*What the task asks:*
Scan the lines below for the string "selected" and copy every one that has it.

*Data:*
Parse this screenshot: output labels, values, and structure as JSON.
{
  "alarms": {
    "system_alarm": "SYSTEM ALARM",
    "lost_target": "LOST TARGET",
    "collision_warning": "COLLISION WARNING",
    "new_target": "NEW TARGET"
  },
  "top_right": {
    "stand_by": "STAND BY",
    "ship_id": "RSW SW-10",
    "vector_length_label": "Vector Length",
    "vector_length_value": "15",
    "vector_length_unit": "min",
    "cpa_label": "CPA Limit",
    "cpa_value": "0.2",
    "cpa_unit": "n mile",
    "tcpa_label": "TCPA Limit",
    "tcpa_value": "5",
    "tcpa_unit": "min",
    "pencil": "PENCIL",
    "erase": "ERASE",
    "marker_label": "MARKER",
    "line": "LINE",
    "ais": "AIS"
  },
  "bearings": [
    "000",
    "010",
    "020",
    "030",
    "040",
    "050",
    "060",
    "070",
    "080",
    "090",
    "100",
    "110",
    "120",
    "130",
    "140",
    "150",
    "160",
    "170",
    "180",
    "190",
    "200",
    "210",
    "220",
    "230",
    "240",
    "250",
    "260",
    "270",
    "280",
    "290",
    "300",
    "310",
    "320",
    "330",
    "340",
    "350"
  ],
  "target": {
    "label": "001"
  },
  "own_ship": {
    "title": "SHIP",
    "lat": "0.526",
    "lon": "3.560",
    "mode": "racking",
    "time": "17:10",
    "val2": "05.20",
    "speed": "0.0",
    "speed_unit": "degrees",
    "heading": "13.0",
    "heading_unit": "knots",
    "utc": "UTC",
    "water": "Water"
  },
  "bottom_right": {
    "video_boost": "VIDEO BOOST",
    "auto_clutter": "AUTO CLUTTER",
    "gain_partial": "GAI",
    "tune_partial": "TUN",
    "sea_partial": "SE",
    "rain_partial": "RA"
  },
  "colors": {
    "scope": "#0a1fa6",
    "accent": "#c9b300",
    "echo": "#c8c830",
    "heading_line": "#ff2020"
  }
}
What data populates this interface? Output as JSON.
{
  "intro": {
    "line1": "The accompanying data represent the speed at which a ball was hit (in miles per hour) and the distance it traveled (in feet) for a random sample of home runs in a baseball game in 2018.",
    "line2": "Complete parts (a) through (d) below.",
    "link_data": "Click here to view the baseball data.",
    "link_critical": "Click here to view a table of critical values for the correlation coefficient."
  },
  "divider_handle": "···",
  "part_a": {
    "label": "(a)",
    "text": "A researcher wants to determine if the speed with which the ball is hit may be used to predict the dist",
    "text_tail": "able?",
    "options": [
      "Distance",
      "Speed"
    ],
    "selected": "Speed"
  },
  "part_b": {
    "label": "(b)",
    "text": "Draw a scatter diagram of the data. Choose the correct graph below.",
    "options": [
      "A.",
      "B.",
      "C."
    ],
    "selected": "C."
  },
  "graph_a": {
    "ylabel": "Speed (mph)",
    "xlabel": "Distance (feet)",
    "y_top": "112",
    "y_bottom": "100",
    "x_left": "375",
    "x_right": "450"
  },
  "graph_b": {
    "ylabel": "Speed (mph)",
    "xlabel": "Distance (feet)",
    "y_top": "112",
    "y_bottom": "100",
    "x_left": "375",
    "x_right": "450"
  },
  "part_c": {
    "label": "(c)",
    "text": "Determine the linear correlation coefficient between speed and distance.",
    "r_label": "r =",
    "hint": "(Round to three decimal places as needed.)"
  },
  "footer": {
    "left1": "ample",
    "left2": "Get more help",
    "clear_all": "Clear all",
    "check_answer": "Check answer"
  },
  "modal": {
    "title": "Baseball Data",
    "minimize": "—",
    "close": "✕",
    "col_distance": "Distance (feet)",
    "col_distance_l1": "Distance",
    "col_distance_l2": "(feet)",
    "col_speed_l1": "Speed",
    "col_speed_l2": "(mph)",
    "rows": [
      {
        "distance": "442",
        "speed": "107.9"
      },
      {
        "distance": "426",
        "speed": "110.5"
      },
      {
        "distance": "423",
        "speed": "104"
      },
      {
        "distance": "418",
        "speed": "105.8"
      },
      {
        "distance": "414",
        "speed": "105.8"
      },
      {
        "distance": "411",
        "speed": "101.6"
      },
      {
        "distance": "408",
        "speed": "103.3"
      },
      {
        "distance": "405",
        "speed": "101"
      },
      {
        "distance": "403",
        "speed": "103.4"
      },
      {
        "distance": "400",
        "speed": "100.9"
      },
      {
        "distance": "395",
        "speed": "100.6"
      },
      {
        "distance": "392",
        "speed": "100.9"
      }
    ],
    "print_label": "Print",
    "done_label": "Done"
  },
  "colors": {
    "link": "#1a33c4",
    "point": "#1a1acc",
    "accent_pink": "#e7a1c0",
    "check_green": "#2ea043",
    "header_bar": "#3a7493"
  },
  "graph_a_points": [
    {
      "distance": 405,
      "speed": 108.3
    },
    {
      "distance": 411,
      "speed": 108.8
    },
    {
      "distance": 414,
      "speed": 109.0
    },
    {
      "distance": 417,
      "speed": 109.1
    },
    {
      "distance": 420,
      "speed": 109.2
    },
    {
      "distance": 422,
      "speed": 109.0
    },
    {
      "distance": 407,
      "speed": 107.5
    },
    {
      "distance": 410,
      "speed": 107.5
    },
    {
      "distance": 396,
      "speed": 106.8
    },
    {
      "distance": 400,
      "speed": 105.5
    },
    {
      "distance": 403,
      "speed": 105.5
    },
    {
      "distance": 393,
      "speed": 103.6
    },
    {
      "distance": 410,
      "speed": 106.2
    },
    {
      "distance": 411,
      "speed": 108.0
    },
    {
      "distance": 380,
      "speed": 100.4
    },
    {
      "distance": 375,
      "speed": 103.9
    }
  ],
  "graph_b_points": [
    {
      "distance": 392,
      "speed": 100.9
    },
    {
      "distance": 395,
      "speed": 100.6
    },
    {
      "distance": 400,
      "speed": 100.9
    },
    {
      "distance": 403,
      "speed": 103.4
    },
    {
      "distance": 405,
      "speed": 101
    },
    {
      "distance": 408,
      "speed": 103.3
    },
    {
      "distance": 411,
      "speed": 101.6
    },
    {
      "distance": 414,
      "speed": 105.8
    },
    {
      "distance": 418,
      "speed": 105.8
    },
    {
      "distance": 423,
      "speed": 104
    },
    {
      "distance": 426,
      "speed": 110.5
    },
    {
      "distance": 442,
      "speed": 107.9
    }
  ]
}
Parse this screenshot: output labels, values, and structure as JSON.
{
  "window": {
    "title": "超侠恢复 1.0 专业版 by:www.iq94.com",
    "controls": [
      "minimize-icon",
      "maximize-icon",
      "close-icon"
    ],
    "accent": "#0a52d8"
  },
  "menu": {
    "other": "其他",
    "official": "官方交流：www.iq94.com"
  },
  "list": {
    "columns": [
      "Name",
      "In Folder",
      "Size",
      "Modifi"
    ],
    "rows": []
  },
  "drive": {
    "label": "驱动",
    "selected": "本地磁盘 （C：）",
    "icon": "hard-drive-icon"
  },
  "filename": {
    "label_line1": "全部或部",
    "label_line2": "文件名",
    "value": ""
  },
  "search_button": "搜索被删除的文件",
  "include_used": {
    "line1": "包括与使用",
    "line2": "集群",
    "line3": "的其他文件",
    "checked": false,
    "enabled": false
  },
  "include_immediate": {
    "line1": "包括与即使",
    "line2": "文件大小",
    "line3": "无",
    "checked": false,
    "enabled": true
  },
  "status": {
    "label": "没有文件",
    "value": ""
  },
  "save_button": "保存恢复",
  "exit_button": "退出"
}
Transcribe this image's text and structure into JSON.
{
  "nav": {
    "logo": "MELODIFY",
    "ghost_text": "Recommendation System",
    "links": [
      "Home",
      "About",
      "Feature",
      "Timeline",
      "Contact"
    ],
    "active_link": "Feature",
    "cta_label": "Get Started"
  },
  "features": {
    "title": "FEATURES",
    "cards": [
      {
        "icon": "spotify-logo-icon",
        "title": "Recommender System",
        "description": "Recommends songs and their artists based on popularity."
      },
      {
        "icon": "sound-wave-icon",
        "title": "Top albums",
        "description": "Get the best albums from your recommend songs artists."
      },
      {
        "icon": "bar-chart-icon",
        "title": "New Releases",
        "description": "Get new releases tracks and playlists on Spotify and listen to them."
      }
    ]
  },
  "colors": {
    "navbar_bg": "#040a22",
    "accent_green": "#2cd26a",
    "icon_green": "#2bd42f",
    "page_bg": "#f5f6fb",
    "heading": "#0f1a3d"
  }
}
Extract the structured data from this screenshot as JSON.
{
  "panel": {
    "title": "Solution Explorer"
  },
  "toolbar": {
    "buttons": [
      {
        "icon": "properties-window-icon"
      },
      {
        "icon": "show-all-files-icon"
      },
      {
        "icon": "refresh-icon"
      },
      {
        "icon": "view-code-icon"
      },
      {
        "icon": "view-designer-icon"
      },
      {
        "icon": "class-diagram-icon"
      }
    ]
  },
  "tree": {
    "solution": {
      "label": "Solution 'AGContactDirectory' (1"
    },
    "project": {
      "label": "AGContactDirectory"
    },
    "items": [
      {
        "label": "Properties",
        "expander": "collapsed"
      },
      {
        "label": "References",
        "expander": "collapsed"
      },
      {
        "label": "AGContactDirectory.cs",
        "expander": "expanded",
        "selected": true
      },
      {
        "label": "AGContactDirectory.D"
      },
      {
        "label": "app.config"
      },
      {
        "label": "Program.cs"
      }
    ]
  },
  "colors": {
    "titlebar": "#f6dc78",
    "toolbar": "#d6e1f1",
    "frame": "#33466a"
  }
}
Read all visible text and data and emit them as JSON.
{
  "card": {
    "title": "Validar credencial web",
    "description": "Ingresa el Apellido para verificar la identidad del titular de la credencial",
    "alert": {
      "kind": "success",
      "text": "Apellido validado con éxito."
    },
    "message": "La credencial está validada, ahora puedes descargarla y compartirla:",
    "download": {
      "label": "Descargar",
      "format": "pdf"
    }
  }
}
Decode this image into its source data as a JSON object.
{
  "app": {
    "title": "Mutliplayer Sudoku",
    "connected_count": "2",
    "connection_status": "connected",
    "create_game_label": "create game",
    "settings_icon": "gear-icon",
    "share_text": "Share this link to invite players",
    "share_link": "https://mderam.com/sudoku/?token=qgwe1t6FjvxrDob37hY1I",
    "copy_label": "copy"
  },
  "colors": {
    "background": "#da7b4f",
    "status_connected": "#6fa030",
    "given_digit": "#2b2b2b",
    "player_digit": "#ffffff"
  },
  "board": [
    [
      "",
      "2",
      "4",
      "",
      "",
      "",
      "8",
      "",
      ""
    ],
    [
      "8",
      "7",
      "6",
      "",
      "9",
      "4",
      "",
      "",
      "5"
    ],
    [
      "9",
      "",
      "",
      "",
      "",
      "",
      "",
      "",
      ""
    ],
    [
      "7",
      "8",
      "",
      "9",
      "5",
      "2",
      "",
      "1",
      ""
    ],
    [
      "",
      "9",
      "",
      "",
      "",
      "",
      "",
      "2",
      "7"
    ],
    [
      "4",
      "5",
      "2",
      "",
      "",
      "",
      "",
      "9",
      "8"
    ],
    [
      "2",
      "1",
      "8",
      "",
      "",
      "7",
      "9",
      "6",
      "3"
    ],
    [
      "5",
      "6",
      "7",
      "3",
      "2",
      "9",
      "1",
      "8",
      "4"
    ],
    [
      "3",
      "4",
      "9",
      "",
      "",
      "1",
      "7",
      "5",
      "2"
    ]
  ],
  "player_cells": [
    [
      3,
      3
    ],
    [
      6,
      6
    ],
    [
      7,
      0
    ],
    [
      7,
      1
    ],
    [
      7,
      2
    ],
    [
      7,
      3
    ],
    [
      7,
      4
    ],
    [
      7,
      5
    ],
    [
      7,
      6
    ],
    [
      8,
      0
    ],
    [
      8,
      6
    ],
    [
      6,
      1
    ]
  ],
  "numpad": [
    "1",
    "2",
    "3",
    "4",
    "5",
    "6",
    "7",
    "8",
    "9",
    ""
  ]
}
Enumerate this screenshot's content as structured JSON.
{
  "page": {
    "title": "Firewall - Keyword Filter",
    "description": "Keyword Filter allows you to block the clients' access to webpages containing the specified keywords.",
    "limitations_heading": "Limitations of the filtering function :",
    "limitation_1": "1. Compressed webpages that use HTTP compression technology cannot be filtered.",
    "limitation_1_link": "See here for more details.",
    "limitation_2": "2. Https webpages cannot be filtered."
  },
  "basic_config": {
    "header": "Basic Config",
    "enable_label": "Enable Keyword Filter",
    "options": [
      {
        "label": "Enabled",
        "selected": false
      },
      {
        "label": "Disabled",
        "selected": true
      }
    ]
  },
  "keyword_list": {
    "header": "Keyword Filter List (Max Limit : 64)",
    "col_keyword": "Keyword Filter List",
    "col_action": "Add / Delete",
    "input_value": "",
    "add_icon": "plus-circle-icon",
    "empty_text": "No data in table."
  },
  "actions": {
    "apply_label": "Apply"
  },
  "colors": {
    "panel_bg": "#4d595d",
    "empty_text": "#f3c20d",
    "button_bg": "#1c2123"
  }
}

*Solved exercise:*
    "selected": "Speed"
    "selected": "C."
    "selected": "本地磁盘 （C：）",
        "selected": true
        "selected": false
        "selected": true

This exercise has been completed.